Problem description
Set the listing down again in full, word for word, with the pictures left out.

Entries supplied
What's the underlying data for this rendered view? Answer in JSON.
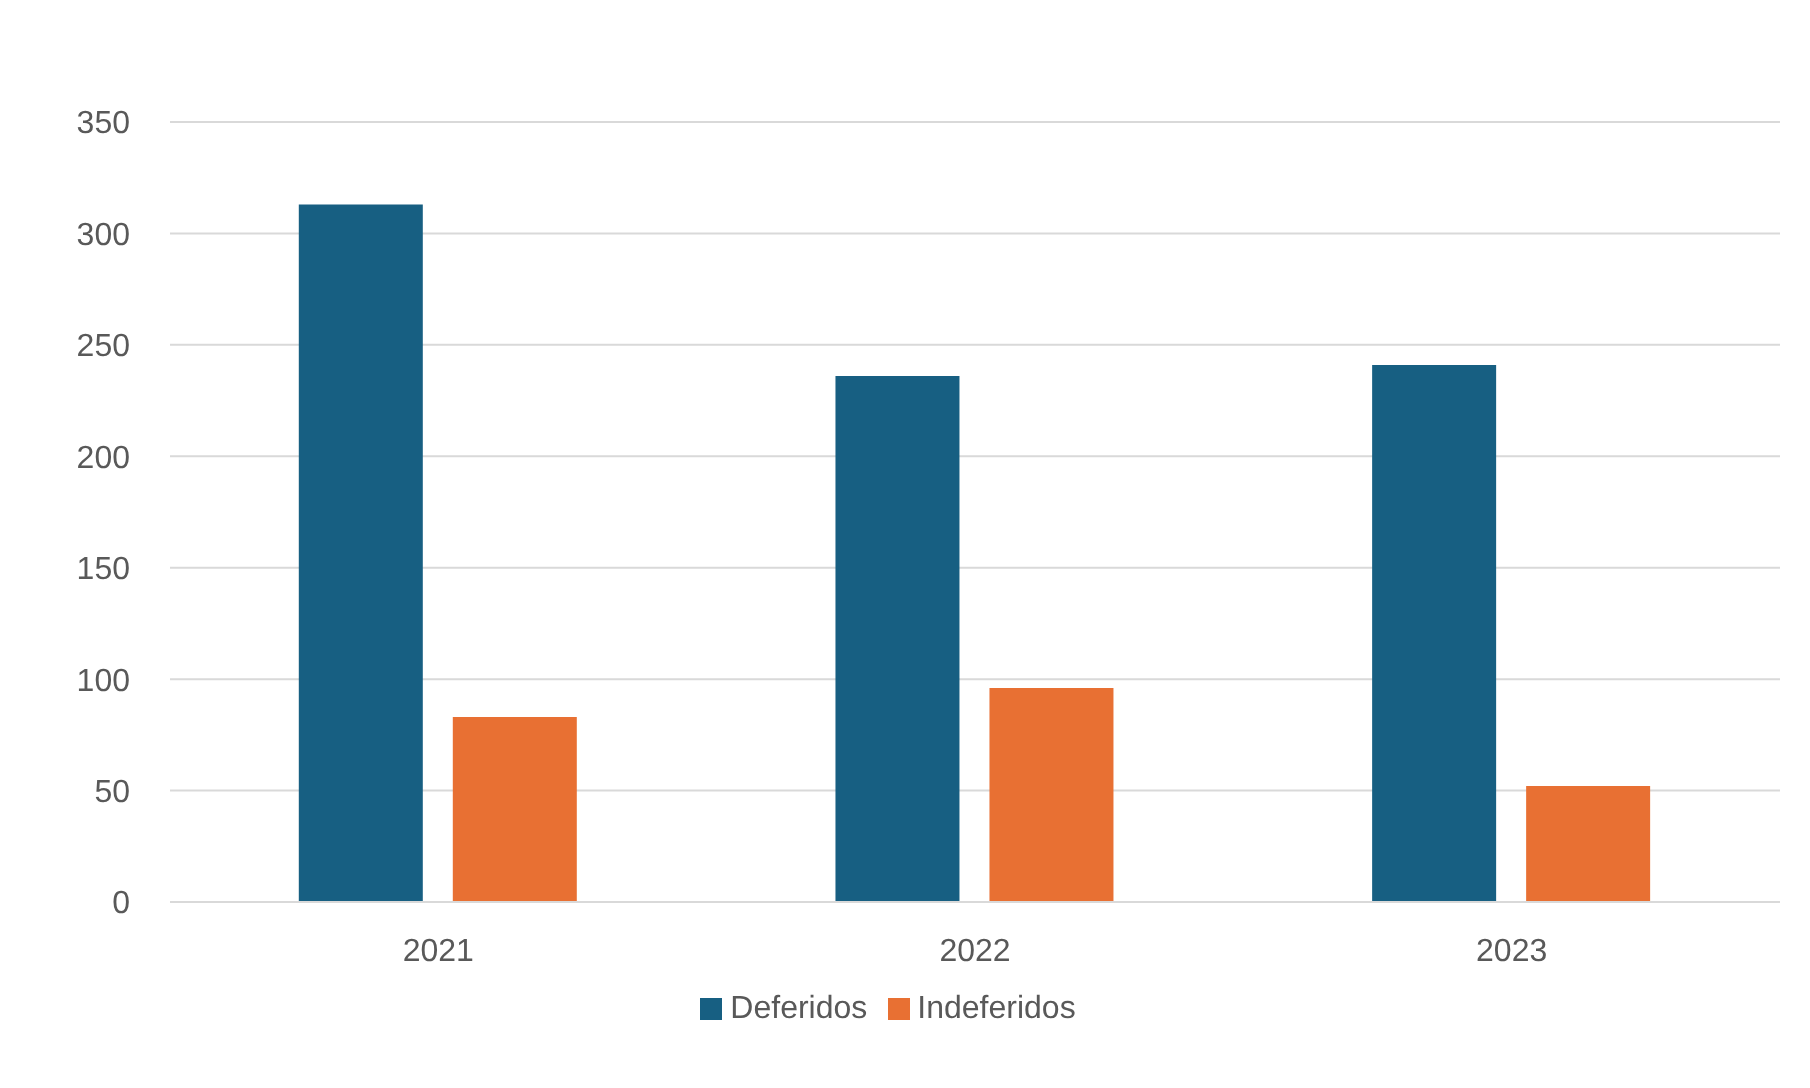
{
  "chart_data": {
    "type": "bar",
    "categories": [
      "2021",
      "2022",
      "2023"
    ],
    "series": [
      {
        "name": "Deferidos",
        "color": "#175f82",
        "values": [
          313,
          236,
          241
        ]
      },
      {
        "name": "Indeferidos",
        "color": "#e87033",
        "values": [
          83,
          96,
          52
        ]
      }
    ],
    "ylim": [
      0,
      350
    ],
    "yticks": [
      0,
      50,
      100,
      150,
      200,
      250,
      300,
      350
    ],
    "grid": "y",
    "legend": "bottom"
  }
}
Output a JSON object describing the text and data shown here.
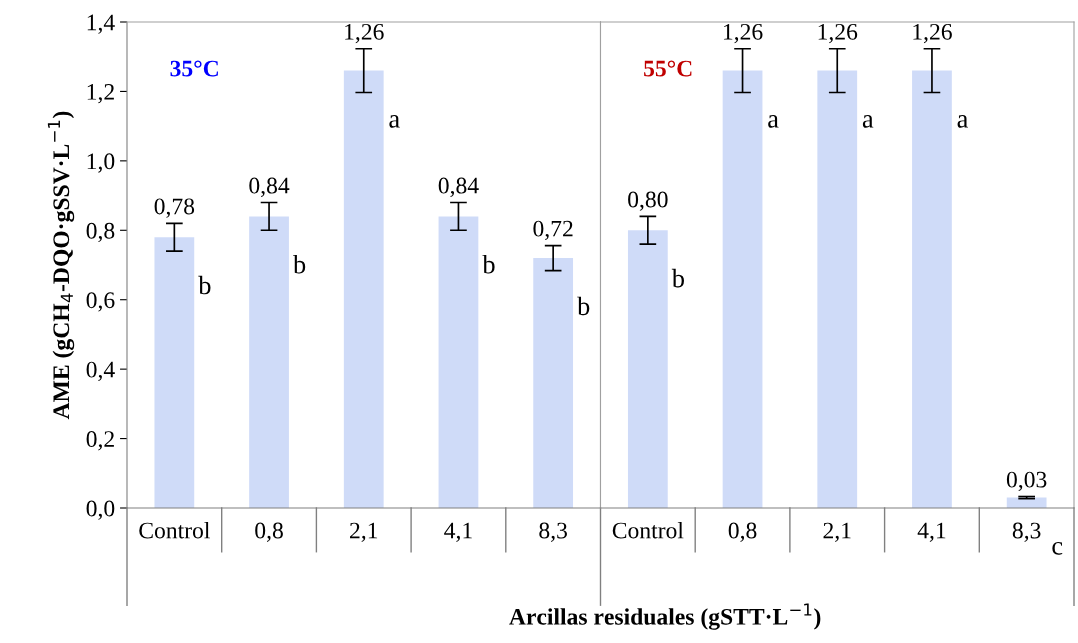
{
  "chart_data": [
    {
      "type": "bar",
      "ylabel": "AME (gCH$_{4}$-DQO·gSSV·L$^{−1}$)",
      "xlabel": "Arcillas residuales (gSTT·L$^{−1}$)",
      "categories": [
        "Control",
        "0,8",
        "2,1",
        "4,1",
        "8,3"
      ],
      "values": [
        0.78,
        0.84,
        1.26,
        0.84,
        0.72
      ],
      "color": "#cfdbf8",
      "errors": [
        0.04,
        0.04,
        0.063,
        0.04,
        0.036
      ],
      "value_labels": [
        "0,78",
        "0,84",
        "1,26",
        "0,84",
        "0,72"
      ],
      "ylim": [
        0,
        1.4
      ],
      "yticks": [
        {
          "value": 0,
          "label": "0,0"
        },
        {
          "value": 0.2,
          "label": "0,2"
        },
        {
          "value": 0.4,
          "label": "0,4"
        },
        {
          "value": 0.6,
          "label": "0,6"
        },
        {
          "value": 0.8,
          "label": "0,8"
        },
        {
          "value": 1.0,
          "label": "1,0"
        },
        {
          "value": 1.2,
          "label": "1,2"
        },
        {
          "value": 1.4,
          "label": "1,4"
        }
      ],
      "grid": false,
      "annotations": [
        "35°C",
        {
          "text": "b",
          "x": "Control",
          "y": 0.78
        },
        {
          "text": "b",
          "x": "0,8",
          "y": 0.84
        },
        {
          "text": "a",
          "x": "2,1",
          "y": 1.26
        },
        {
          "text": "b",
          "x": "4,1",
          "y": 0.84
        },
        {
          "text": "b",
          "x": "8,3",
          "y": 0.72
        }
      ]
    },
    {
      "type": "bar",
      "tick_labels": "x",
      "categories": [
        "Control",
        "0,8",
        "2,1",
        "4,1",
        "8,3"
      ],
      "values": [
        0.8,
        1.26,
        1.26,
        1.26,
        0.03
      ],
      "color": "#cfdbf8",
      "errors": [
        0.04,
        0.063,
        0.063,
        0.063,
        0.003
      ],
      "value_labels": [
        "0,80",
        "1,26",
        "1,26",
        "1,26",
        "0,03"
      ],
      "ylim": [
        0,
        1.4
      ],
      "grid": false,
      "annotations": [
        "55°C",
        {
          "text": "b",
          "x": "Control",
          "y": 0.8
        },
        {
          "text": "a",
          "x": "0,8",
          "y": 1.26
        },
        {
          "text": "a",
          "x": "2,1",
          "y": 1.26
        },
        {
          "text": "a",
          "x": "4,1",
          "y": 1.26
        },
        {
          "text": "c",
          "x": "8,3",
          "y": 0.03
        }
      ]
    }
  ]
}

Solution
What's the underlying data for this rendered view? Answer in JSON.
{
  "chart_data": {
    "type": "bar",
    "categories": [
      "2021",
      "2022",
      "2023"
    ],
    "series": [
      {
        "name": "Deferidos",
        "color": "#175f82",
        "values": [
          313,
          236,
          241
        ]
      },
      {
        "name": "Indeferidos",
        "color": "#e87033",
        "values": [
          83,
          96,
          52
        ]
      }
    ],
    "ylim": [
      0,
      350
    ],
    "yticks": [
      0,
      50,
      100,
      150,
      200,
      250,
      300,
      350
    ],
    "grid": "y",
    "legend": "bottom"
  }
}
Output a JSON object describing the text and data shown here.
{
  "chart_data": [
    {
      "type": "bar",
      "ylabel": "AME (gCH$_{4}$-DQO·gSSV·L$^{−1}$)",
      "xlabel": "Arcillas residuales (gSTT·L$^{−1}$)",
      "categories": [
        "Control",
        "0,8",
        "2,1",
        "4,1",
        "8,3"
      ],
      "values": [
        0.78,
        0.84,
        1.26,
        0.84,
        0.72
      ],
      "color": "#cfdbf8",
      "errors": [
        0.04,
        0.04,
        0.063,
        0.04,
        0.036
      ],
      "value_labels": [
        "0,78",
        "0,84",
        "1,26",
        "0,84",
        "0,72"
      ],
      "ylim": [
        0,
        1.4
      ],
      "yticks": [
        {
          "value": 0,
          "label": "0,0"
        },
        {
          "value": 0.2,
          "label": "0,2"
        },
        {
          "value": 0.4,
          "label": "0,4"
        },
        {
          "value": 0.6,
          "label": "0,6"
        },
        {
          "value": 0.8,
          "label": "0,8"
        },
        {
          "value": 1.0,
          "label": "1,0"
        },
        {
          "value": 1.2,
          "label": "1,2"
        },
        {
          "value": 1.4,
          "label": "1,4"
        }
      ],
      "grid": false,
      "annotations": [
        "35°C",
        {
          "text": "b",
          "x": "Control",
          "y": 0.78
        },
        {
          "text": "b",
          "x": "0,8",
          "y": 0.84
        },
        {
          "text": "a",
          "x": "2,1",
          "y": 1.26
        },
        {
          "text": "b",
          "x": "4,1",
          "y": 0.84
        },
        {
          "text": "b",
          "x": "8,3",
          "y": 0.72
        }
      ]
    },
    {
      "type": "bar",
      "tick_labels": "x",
      "categories": [
        "Control",
        "0,8",
        "2,1",
        "4,1",
        "8,3"
      ],
      "values": [
        0.8,
        1.26,
        1.26,
        1.26,
        0.03
      ],
      "color": "#cfdbf8",
      "errors": [
        0.04,
        0.063,
        0.063,
        0.063,
        0.003
      ],
      "value_labels": [
        "0,80",
        "1,26",
        "1,26",
        "1,26",
        "0,03"
      ],
      "ylim": [
        0,
        1.4
      ],
      "grid": false,
      "annotations": [
        "55°C",
        {
          "text": "b",
          "x": "Control",
          "y": 0.8
        },
        {
          "text": "a",
          "x": "0,8",
          "y": 1.26
        },
        {
          "text": "a",
          "x": "2,1",
          "y": 1.26
        },
        {
          "text": "a",
          "x": "4,1",
          "y": 1.26
        },
        {
          "text": "c",
          "x": "8,3",
          "y": 0.03
        }
      ]
    }
  ]
}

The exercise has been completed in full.